■ What the exercise asks ■
Copy every line of the records below word for word, leaving out the pictures.

■ Listed records ■
= = =
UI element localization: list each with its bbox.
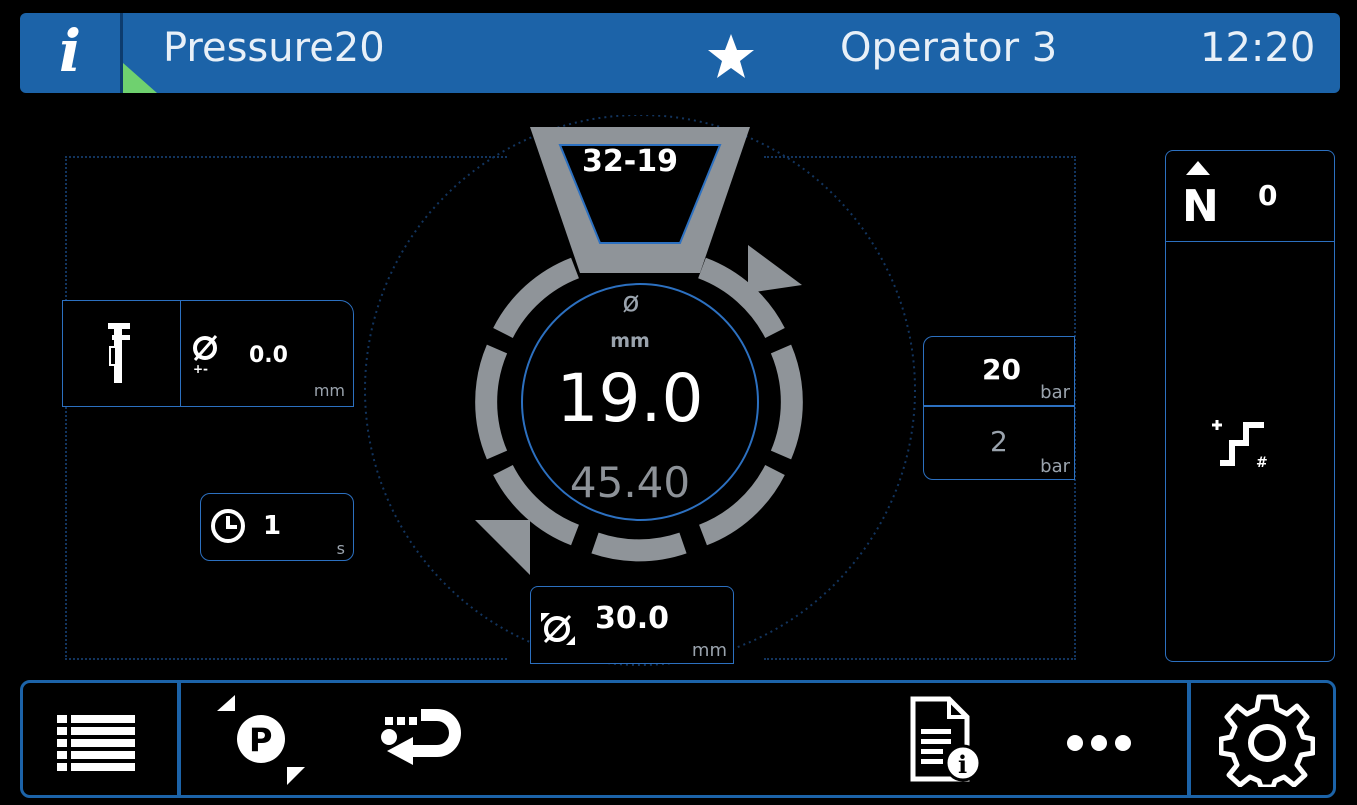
list-icon[interactable] xyxy=(53,691,139,787)
diameter-tolerance-unit: mm xyxy=(313,381,345,400)
tool-code[interactable]: 32-19 xyxy=(570,144,690,179)
high-pressure-value: 20 xyxy=(982,353,1021,386)
diameter-tolerance-field[interactable]: +- 0.0 mm xyxy=(180,300,354,407)
timer-value: 1 xyxy=(263,511,282,541)
gear-icon[interactable] xyxy=(1219,691,1315,787)
outer-diameter-field[interactable]: 30.0 mm xyxy=(530,586,734,664)
program-switch-icon[interactable]: P xyxy=(213,691,313,787)
caliper-icon xyxy=(108,323,130,383)
bottom-toolbar: P i xyxy=(20,680,1336,798)
status-corner-indicator xyxy=(123,63,157,93)
info-button[interactable]: i xyxy=(20,13,123,93)
timer-field[interactable]: 1 s xyxy=(200,493,354,561)
svg-text:P: P xyxy=(249,721,272,759)
high-pressure-field[interactable]: 20 bar xyxy=(923,336,1075,406)
outer-diameter-value: 30.0 xyxy=(595,601,670,636)
diameter-tolerance-value: 0.0 xyxy=(249,343,288,368)
more-icon[interactable] xyxy=(1059,691,1139,787)
counter-divider xyxy=(1166,241,1334,242)
low-pressure-value: 2 xyxy=(990,425,1008,458)
outer-diameter-icon xyxy=(541,613,575,645)
diameter-symbol: ø xyxy=(622,285,640,318)
transfer-icon[interactable] xyxy=(375,691,465,787)
toolbar-divider xyxy=(177,683,181,795)
counter-panel: N 0 # xyxy=(1165,150,1335,662)
svg-text:#: # xyxy=(1256,455,1268,471)
clock-icon xyxy=(211,509,245,543)
timer-unit: s xyxy=(336,539,345,558)
star-icon[interactable] xyxy=(706,32,756,80)
current-diameter-value[interactable]: 19.0 xyxy=(520,360,740,437)
document-info-icon[interactable]: i xyxy=(905,691,985,787)
program-name[interactable]: Pressure20 xyxy=(163,25,385,71)
svg-text:i: i xyxy=(958,750,967,779)
low-pressure-unit: bar xyxy=(1040,456,1070,477)
low-pressure-field[interactable]: 2 bar xyxy=(923,406,1075,480)
caliper-button[interactable] xyxy=(62,300,180,407)
header-bar: i Pressure20 Operator 3 12:20 xyxy=(20,13,1340,93)
counter-value[interactable]: 0 xyxy=(1258,179,1277,212)
clock: 12:20 xyxy=(1200,25,1316,71)
svg-text:N: N xyxy=(1182,181,1218,227)
secondary-value: 45.40 xyxy=(569,458,691,507)
info-icon: i xyxy=(58,17,82,85)
step-increment-icon[interactable]: # xyxy=(1206,411,1286,485)
toolbar-divider xyxy=(1187,683,1191,795)
high-pressure-unit: bar xyxy=(1040,382,1070,403)
operator-name[interactable]: Operator 3 xyxy=(840,25,1057,71)
outer-diameter-unit: mm xyxy=(691,640,727,661)
diameter-unit: mm xyxy=(610,330,650,352)
svg-text:+-: +- xyxy=(193,362,208,375)
counter-n-icon: N xyxy=(1182,161,1218,227)
diameter-tolerance-icon: +- xyxy=(193,335,218,375)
= = =
■ Task solution ■
UI element localization: list each with its bbox.
list-icon[interactable] xyxy=(53,691,139,787)
diameter-tolerance-unit: mm xyxy=(313,381,345,400)
tool-code[interactable]: 32-19 xyxy=(570,144,690,179)
high-pressure-value: 20 xyxy=(982,353,1021,386)
diameter-tolerance-field[interactable]: +- 0.0 mm xyxy=(180,300,354,407)
timer-value: 1 xyxy=(263,511,282,541)
gear-icon[interactable] xyxy=(1219,691,1315,787)
outer-diameter-field[interactable]: 30.0 mm xyxy=(530,586,734,664)
program-switch-icon[interactable]: P xyxy=(213,691,313,787)
caliper-icon xyxy=(108,323,130,383)
bottom-toolbar: P i xyxy=(20,680,1336,798)
status-corner-indicator xyxy=(123,63,157,93)
info-button[interactable]: i xyxy=(20,13,123,93)
timer-field[interactable]: 1 s xyxy=(200,493,354,561)
svg-text:P: P xyxy=(249,721,272,759)
high-pressure-field[interactable]: 20 bar xyxy=(923,336,1075,406)
outer-diameter-value: 30.0 xyxy=(595,601,670,636)
diameter-tolerance-value: 0.0 xyxy=(249,343,288,368)
more-icon[interactable] xyxy=(1059,691,1139,787)
counter-divider xyxy=(1166,241,1334,242)
low-pressure-value: 2 xyxy=(990,425,1008,458)
outer-diameter-icon xyxy=(541,613,575,645)
diameter-symbol: ø xyxy=(622,285,640,318)
transfer-icon[interactable] xyxy=(375,691,465,787)
toolbar-divider xyxy=(177,683,181,795)
counter-panel: N 0 # xyxy=(1165,150,1335,662)
svg-text:#: # xyxy=(1256,455,1268,471)
clock-icon xyxy=(211,509,245,543)
timer-unit: s xyxy=(336,539,345,558)
star-icon[interactable] xyxy=(706,32,756,80)
current-diameter-value[interactable]: 19.0 xyxy=(520,360,740,437)
document-info-icon[interactable]: i xyxy=(905,691,985,787)
program-name[interactable]: Pressure20 xyxy=(163,25,385,71)
svg-text:i: i xyxy=(958,750,967,779)
low-pressure-unit: bar xyxy=(1040,456,1070,477)
low-pressure-field[interactable]: 2 bar xyxy=(923,406,1075,480)
caliper-button[interactable] xyxy=(62,300,180,407)
header-bar: i Pressure20 Operator 3 12:20 xyxy=(20,13,1340,93)
counter-value[interactable]: 0 xyxy=(1258,179,1277,212)
clock: 12:20 xyxy=(1200,25,1316,71)
svg-text:N: N xyxy=(1182,181,1218,227)
secondary-value: 45.40 xyxy=(569,458,691,507)
info-icon: i xyxy=(58,17,82,85)
step-increment-icon[interactable]: # xyxy=(1206,411,1286,485)
toolbar-divider xyxy=(1187,683,1191,795)
high-pressure-unit: bar xyxy=(1040,382,1070,403)
operator-name[interactable]: Operator 3 xyxy=(840,25,1057,71)
outer-diameter-unit: mm xyxy=(691,640,727,661)
diameter-unit: mm xyxy=(610,330,650,352)
svg-text:+-: +- xyxy=(193,362,208,375)
counter-n-icon: N xyxy=(1182,161,1218,227)
diameter-tolerance-icon: +- xyxy=(193,335,218,375)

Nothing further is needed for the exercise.